DESCRIPTION OF THE TASK:
In full and without alteration, give the listing again.

Dataset excerpt:
## start

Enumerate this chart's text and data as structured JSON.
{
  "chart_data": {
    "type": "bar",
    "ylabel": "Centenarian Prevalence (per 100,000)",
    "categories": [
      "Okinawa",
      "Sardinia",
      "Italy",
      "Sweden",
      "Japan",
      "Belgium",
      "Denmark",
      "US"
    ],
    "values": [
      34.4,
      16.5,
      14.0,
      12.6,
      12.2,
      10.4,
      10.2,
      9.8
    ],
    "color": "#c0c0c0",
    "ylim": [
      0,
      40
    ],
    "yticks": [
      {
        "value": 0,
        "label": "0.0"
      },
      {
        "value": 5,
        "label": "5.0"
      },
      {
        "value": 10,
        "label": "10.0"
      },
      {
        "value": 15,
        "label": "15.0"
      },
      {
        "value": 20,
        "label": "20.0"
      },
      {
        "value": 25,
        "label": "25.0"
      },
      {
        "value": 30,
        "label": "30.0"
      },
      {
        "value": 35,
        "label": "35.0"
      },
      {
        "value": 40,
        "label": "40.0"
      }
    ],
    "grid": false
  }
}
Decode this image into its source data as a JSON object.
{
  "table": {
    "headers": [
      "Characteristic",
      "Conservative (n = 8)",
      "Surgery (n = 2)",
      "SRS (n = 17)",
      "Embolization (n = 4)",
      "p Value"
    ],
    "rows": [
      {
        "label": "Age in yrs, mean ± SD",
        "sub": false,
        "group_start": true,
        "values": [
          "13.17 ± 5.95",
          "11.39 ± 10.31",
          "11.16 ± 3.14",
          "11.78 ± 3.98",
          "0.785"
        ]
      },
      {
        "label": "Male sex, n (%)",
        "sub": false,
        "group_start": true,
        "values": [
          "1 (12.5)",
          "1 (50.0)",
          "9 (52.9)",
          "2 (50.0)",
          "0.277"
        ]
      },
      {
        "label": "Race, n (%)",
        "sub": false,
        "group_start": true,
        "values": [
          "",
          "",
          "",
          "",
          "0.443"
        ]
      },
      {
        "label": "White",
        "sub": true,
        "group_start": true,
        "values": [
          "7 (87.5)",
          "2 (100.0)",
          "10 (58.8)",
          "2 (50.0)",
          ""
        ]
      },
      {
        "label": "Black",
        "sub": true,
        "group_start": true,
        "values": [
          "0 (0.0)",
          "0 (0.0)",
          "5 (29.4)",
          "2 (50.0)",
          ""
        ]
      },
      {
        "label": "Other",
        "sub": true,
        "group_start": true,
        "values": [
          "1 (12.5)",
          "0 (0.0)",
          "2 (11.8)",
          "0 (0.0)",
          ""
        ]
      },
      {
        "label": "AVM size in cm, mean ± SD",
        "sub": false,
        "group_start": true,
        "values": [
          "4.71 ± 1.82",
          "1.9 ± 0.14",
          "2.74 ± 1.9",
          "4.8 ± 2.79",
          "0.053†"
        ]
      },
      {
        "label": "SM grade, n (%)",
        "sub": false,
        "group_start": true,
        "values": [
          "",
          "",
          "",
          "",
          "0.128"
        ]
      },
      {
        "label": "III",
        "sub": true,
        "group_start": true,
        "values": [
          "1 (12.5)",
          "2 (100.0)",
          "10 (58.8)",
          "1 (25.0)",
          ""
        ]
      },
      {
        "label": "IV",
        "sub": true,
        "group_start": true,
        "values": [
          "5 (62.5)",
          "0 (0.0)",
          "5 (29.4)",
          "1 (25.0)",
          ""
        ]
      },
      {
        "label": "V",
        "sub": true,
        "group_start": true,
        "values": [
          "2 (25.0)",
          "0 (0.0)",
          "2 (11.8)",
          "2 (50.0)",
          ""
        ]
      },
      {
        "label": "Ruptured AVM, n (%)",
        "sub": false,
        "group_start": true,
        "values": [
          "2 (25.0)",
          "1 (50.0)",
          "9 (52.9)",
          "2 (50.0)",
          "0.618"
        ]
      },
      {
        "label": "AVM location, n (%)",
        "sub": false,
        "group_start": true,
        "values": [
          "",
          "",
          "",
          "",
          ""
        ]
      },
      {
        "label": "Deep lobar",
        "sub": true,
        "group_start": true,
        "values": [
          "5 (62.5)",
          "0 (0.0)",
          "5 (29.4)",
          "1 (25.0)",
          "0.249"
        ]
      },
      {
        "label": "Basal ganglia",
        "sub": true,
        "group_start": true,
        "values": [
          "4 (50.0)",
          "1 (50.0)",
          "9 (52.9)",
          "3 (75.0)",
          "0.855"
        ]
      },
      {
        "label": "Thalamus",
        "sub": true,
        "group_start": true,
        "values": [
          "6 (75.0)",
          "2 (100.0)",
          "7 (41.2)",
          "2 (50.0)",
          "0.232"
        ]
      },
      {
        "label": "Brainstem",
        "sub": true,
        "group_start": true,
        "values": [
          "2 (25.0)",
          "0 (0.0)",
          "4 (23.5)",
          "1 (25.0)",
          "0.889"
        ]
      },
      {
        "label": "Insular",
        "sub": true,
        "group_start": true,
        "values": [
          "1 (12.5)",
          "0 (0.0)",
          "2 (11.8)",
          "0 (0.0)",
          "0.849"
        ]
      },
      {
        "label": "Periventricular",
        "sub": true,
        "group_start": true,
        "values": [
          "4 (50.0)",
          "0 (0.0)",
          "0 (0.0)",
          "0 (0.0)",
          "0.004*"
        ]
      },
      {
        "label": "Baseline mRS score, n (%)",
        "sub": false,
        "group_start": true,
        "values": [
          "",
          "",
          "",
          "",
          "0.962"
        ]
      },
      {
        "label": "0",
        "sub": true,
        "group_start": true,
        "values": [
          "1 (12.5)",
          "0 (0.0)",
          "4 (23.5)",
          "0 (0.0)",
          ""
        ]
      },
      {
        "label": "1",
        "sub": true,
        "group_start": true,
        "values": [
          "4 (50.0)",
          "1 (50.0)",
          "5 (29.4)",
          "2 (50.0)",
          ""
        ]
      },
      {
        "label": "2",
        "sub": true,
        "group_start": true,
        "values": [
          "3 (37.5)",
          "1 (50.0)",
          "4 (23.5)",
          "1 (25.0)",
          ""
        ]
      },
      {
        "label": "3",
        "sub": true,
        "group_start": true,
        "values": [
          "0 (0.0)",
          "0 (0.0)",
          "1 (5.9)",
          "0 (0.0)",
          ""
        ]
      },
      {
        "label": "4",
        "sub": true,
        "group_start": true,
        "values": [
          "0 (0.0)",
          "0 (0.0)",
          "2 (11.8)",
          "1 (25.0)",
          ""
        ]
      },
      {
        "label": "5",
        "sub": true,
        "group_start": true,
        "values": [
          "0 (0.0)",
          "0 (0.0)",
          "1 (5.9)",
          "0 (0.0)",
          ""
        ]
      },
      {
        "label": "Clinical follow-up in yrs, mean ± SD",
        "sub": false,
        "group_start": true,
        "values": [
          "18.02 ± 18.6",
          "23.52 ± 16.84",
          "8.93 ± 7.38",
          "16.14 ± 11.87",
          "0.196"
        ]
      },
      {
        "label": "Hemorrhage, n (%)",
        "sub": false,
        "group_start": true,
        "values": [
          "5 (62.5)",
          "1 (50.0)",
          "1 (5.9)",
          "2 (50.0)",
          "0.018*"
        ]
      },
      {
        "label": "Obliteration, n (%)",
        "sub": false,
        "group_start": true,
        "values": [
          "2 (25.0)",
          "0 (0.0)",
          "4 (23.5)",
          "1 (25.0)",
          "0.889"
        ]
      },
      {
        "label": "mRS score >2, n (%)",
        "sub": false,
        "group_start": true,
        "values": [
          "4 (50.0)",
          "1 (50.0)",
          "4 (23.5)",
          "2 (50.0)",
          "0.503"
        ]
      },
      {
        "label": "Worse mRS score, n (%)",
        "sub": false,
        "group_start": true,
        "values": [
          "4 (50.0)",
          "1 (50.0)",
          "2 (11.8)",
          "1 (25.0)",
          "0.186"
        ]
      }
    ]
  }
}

## end

ANSWER TO THE PROBLEM:
Enumerate this chart's text and data as structured JSON.
{
  "chart_data": {
    "type": "bar",
    "ylabel": "Centenarian Prevalence (per 100,000)",
    "categories": [
      "Okinawa",
      "Sardinia",
      "Italy",
      "Sweden",
      "Japan",
      "Belgium",
      "Denmark",
      "US"
    ],
    "values": [
      34.4,
      16.5,
      14.0,
      12.6,
      12.2,
      10.4,
      10.2,
      9.8
    ],
    "color": "#c0c0c0",
    "ylim": [
      0,
      40
    ],
    "yticks": [
      {
        "value": 0,
        "label": "0.0"
      },
      {
        "value": 5,
        "label": "5.0"
      },
      {
        "value": 10,
        "label": "10.0"
      },
      {
        "value": 15,
        "label": "15.0"
      },
      {
        "value": 20,
        "label": "20.0"
      },
      {
        "value": 25,
        "label": "25.0"
      },
      {
        "value": 30,
        "label": "30.0"
      },
      {
        "value": 35,
        "label": "35.0"
      },
      {
        "value": 40,
        "label": "40.0"
      }
    ],
    "grid": false
  }
}
Decode this image into its source data as a JSON object.
{
  "table": {
    "headers": [
      "Characteristic",
      "Conservative (n = 8)",
      "Surgery (n = 2)",
      "SRS (n = 17)",
      "Embolization (n = 4)",
      "p Value"
    ],
    "rows": [
      {
        "label": "Age in yrs, mean ± SD",
        "sub": false,
        "group_start": true,
        "values": [
          "13.17 ± 5.95",
          "11.39 ± 10.31",
          "11.16 ± 3.14",
          "11.78 ± 3.98",
          "0.785"
        ]
      },
      {
        "label": "Male sex, n (%)",
        "sub": false,
        "group_start": true,
        "values": [
          "1 (12.5)",
          "1 (50.0)",
          "9 (52.9)",
          "2 (50.0)",
          "0.277"
        ]
      },
      {
        "label": "Race, n (%)",
        "sub": false,
        "group_start": true,
        "values": [
          "",
          "",
          "",
          "",
          "0.443"
        ]
      },
      {
        "label": "White",
        "sub": true,
        "group_start": true,
        "values": [
          "7 (87.5)",
          "2 (100.0)",
          "10 (58.8)",
          "2 (50.0)",
          ""
        ]
      },
      {
        "label": "Black",
        "sub": true,
        "group_start": true,
        "values": [
          "0 (0.0)",
          "0 (0.0)",
          "5 (29.4)",
          "2 (50.0)",
          ""
        ]
      },
      {
        "label": "Other",
        "sub": true,
        "group_start": true,
        "values": [
          "1 (12.5)",
          "0 (0.0)",
          "2 (11.8)",
          "0 (0.0)",
          ""
        ]
      },
      {
        "label": "AVM size in cm, mean ± SD",
        "sub": false,
        "group_start": true,
        "values": [
          "4.71 ± 1.82",
          "1.9 ± 0.14",
          "2.74 ± 1.9",
          "4.8 ± 2.79",
          "0.053†"
        ]
      },
      {
        "label": "SM grade, n (%)",
        "sub": false,
        "group_start": true,
        "values": [
          "",
          "",
          "",
          "",
          "0.128"
        ]
      },
      {
        "label": "III",
        "sub": true,
        "group_start": true,
        "values": [
          "1 (12.5)",
          "2 (100.0)",
          "10 (58.8)",
          "1 (25.0)",
          ""
        ]
      },
      {
        "label": "IV",
        "sub": true,
        "group_start": true,
        "values": [
          "5 (62.5)",
          "0 (0.0)",
          "5 (29.4)",
          "1 (25.0)",
          ""
        ]
      },
      {
        "label": "V",
        "sub": true,
        "group_start": true,
        "values": [
          "2 (25.0)",
          "0 (0.0)",
          "2 (11.8)",
          "2 (50.0)",
          ""
        ]
      },
      {
        "label": "Ruptured AVM, n (%)",
        "sub": false,
        "group_start": true,
        "values": [
          "2 (25.0)",
          "1 (50.0)",
          "9 (52.9)",
          "2 (50.0)",
          "0.618"
        ]
      },
      {
        "label": "AVM location, n (%)",
        "sub": false,
        "group_start": true,
        "values": [
          "",
          "",
          "",
          "",
          ""
        ]
      },
      {
        "label": "Deep lobar",
        "sub": true,
        "group_start": true,
        "values": [
          "5 (62.5)",
          "0 (0.0)",
          "5 (29.4)",
          "1 (25.0)",
          "0.249"
        ]
      },
      {
        "label": "Basal ganglia",
        "sub": true,
        "group_start": true,
        "values": [
          "4 (50.0)",
          "1 (50.0)",
          "9 (52.9)",
          "3 (75.0)",
          "0.855"
        ]
      },
      {
        "label": "Thalamus",
        "sub": true,
        "group_start": true,
        "values": [
          "6 (75.0)",
          "2 (100.0)",
          "7 (41.2)",
          "2 (50.0)",
          "0.232"
        ]
      },
      {
        "label": "Brainstem",
        "sub": true,
        "group_start": true,
        "values": [
          "2 (25.0)",
          "0 (0.0)",
          "4 (23.5)",
          "1 (25.0)",
          "0.889"
        ]
      },
      {
        "label": "Insular",
        "sub": true,
        "group_start": true,
        "values": [
          "1 (12.5)",
          "0 (0.0)",
          "2 (11.8)",
          "0 (0.0)",
          "0.849"
        ]
      },
      {
        "label": "Periventricular",
        "sub": true,
        "group_start": true,
        "values": [
          "4 (50.0)",
          "0 (0.0)",
          "0 (0.0)",
          "0 (0.0)",
          "0.004*"
        ]
      },
      {
        "label": "Baseline mRS score, n (%)",
        "sub": false,
        "group_start": true,
        "values": [
          "",
          "",
          "",
          "",
          "0.962"
        ]
      },
      {
        "label": "0",
        "sub": true,
        "group_start": true,
        "values": [
          "1 (12.5)",
          "0 (0.0)",
          "4 (23.5)",
          "0 (0.0)",
          ""
        ]
      },
      {
        "label": "1",
        "sub": true,
        "group_start": true,
        "values": [
          "4 (50.0)",
          "1 (50.0)",
          "5 (29.4)",
          "2 (50.0)",
          ""
        ]
      },
      {
        "label": "2",
        "sub": true,
        "group_start": true,
        "values": [
          "3 (37.5)",
          "1 (50.0)",
          "4 (23.5)",
          "1 (25.0)",
          ""
        ]
      },
      {
        "label": "3",
        "sub": true,
        "group_start": true,
        "values": [
          "0 (0.0)",
          "0 (0.0)",
          "1 (5.9)",
          "0 (0.0)",
          ""
        ]
      },
      {
        "label": "4",
        "sub": true,
        "group_start": true,
        "values": [
          "0 (0.0)",
          "0 (0.0)",
          "2 (11.8)",
          "1 (25.0)",
          ""
        ]
      },
      {
        "label": "5",
        "sub": true,
        "group_start": true,
        "values": [
          "0 (0.0)",
          "0 (0.0)",
          "1 (5.9)",
          "0 (0.0)",
          ""
        ]
      },
      {
        "label": "Clinical follow-up in yrs, mean ± SD",
        "sub": false,
        "group_start": true,
        "values": [
          "18.02 ± 18.6",
          "23.52 ± 16.84",
          "8.93 ± 7.38",
          "16.14 ± 11.87",
          "0.196"
        ]
      },
      {
        "label": "Hemorrhage, n (%)",
        "sub": false,
        "group_start": true,
        "values": [
          "5 (62.5)",
          "1 (50.0)",
          "1 (5.9)",
          "2 (50.0)",
          "0.018*"
        ]
      },
      {
        "label": "Obliteration, n (%)",
        "sub": false,
        "group_start": true,
        "values": [
          "2 (25.0)",
          "0 (0.0)",
          "4 (23.5)",
          "1 (25.0)",
          "0.889"
        ]
      },
      {
        "label": "mRS score >2, n (%)",
        "sub": false,
        "group_start": true,
        "values": [
          "4 (50.0)",
          "1 (50.0)",
          "4 (23.5)",
          "2 (50.0)",
          "0.503"
        ]
      },
      {
        "label": "Worse mRS score, n (%)",
        "sub": false,
        "group_start": true,
        "values": [
          "4 (50.0)",
          "1 (50.0)",
          "2 (11.8)",
          "1 (25.0)",
          "0.186"
        ]
      }
    ]
  }
}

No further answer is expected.